### DOCUMENT EXCERPT

Darcie's Story
Sport: Biathlon
Events: Women's 7.5km, 10km, 12.5km, 15km (all tbc)
Olympic History: Milano Cortina 2026
Highlights: Making the World Cup pursuit (top 60)
Year Born: 1999
About Darcie
Darcie Morton becomes only the seventh Australian to compete in biathlon at the Olympic Winter Games. Her father, Cameron, competed at the last Games held in Italy, Torino 2006. They are the first father-daughter duo to represent Australia at the Winter Olympics.
She is coached by her brother, who also raced internationally, and her younger sister also represents Australia in the juniors. Although Darcie first represented Australia in table tennis as a junior, she was destined to be a biathlete with this family pedigree.
Born and raised in the coastal community of Marlo in Far East Gippsland, Darcie’s route to high‑performance winter sport began in an unexpected place: the table tennis hall. As a junior, she represented Victoria, Australia and Oceania at the 2012 World Cadet Championships in Slovenia before, in her mid‑teens, she followed older brother Damon onto narrow skis and towards biathlon and cross‑country skiing.
Darcie’s first Olympic experience came at the Lillehammer 2016 Winter Youth Olympic Games, where she was 16th in the girls’ sprint, 26th in the pursuit, and teamed with Jethro Mahon for 27th in the single mixed relay at the Birkebeineren Ski Stadium. Around the same time Darcie attended an Italian biathlon school where she was able to take the sport as one of her classes.

### SUPPLIED ENTRIES
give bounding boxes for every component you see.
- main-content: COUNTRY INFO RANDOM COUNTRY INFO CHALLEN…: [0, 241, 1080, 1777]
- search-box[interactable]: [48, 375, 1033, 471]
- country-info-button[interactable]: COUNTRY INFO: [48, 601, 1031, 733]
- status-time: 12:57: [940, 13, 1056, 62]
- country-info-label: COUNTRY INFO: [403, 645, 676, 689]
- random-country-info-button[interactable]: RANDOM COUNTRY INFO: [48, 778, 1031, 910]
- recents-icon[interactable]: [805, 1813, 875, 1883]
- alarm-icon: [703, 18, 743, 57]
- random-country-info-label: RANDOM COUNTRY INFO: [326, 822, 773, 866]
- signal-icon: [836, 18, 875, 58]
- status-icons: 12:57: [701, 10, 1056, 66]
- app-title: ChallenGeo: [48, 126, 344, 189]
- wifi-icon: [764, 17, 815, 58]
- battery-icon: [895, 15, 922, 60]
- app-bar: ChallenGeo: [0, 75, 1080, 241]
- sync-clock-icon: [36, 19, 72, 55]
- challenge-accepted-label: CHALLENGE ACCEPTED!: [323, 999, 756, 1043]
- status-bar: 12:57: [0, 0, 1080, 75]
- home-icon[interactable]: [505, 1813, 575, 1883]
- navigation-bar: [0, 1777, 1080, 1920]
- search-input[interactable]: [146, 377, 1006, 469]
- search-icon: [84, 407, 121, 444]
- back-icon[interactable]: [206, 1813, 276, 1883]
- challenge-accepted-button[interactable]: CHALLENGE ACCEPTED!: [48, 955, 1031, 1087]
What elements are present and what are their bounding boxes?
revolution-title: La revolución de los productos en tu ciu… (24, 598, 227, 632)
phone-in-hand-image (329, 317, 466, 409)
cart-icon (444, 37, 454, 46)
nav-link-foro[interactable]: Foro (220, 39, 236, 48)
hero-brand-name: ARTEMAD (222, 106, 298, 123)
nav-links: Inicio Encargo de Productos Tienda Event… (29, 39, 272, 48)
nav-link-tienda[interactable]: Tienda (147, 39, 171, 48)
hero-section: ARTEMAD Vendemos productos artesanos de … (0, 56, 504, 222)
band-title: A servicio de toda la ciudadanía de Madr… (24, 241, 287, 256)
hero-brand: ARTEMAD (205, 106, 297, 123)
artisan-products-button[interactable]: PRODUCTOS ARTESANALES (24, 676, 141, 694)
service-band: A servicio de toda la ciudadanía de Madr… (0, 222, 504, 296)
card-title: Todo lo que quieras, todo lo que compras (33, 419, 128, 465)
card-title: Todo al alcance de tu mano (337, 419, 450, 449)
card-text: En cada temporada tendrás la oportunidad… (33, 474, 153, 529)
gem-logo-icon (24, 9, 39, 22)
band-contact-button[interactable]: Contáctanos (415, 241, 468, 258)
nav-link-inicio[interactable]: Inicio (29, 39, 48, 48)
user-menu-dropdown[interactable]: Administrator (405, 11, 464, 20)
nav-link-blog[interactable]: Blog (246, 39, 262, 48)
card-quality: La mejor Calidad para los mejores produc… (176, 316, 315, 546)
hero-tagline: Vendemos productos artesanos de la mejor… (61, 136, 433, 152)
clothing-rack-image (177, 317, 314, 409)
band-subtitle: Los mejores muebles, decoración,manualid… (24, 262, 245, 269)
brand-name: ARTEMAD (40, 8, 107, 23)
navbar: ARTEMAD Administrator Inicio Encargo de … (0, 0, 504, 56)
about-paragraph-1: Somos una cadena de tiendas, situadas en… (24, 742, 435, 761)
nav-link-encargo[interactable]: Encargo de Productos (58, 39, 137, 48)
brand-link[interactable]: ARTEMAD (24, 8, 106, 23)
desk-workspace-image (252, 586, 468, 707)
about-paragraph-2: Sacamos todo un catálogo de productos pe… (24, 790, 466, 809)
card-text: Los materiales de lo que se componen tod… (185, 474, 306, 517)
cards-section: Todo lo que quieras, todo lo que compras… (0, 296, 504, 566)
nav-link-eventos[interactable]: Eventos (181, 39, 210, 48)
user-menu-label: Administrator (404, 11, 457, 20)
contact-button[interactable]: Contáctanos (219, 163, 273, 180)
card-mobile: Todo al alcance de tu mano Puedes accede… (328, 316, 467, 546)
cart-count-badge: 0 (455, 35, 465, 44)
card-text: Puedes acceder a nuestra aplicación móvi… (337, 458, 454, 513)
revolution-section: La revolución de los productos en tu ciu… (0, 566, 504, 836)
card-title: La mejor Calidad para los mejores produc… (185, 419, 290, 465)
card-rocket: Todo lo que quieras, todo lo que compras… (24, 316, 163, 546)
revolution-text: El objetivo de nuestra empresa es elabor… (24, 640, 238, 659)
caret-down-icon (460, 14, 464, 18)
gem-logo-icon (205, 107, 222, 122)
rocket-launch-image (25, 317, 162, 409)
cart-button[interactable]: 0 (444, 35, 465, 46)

### WHAT THE TASK ASKS
Copy the passage of the Darcie Morton profile above from "Darcie's Story" up to and including "the Winter Olympics.", word for word.

### WRITTEN ANSWER
Darcie's Story
Sport: Biathlon
Events: Women's 7.5km, 10km, 12.5km, 15km (all tbc)
Olympic History: Milano Cortina 2026
Highlights: Making the World Cup pursuit (top 60)
Year Born: 1999
About Darcie
Darcie Morton becomes only the seventh Australian to compete in biathlon at the Olympic Winter Games. Her father, Cameron, competed at the last Games held in Italy, Torino 2006. They are the first father-daughter duo to represent Australia at the Winter Olympics.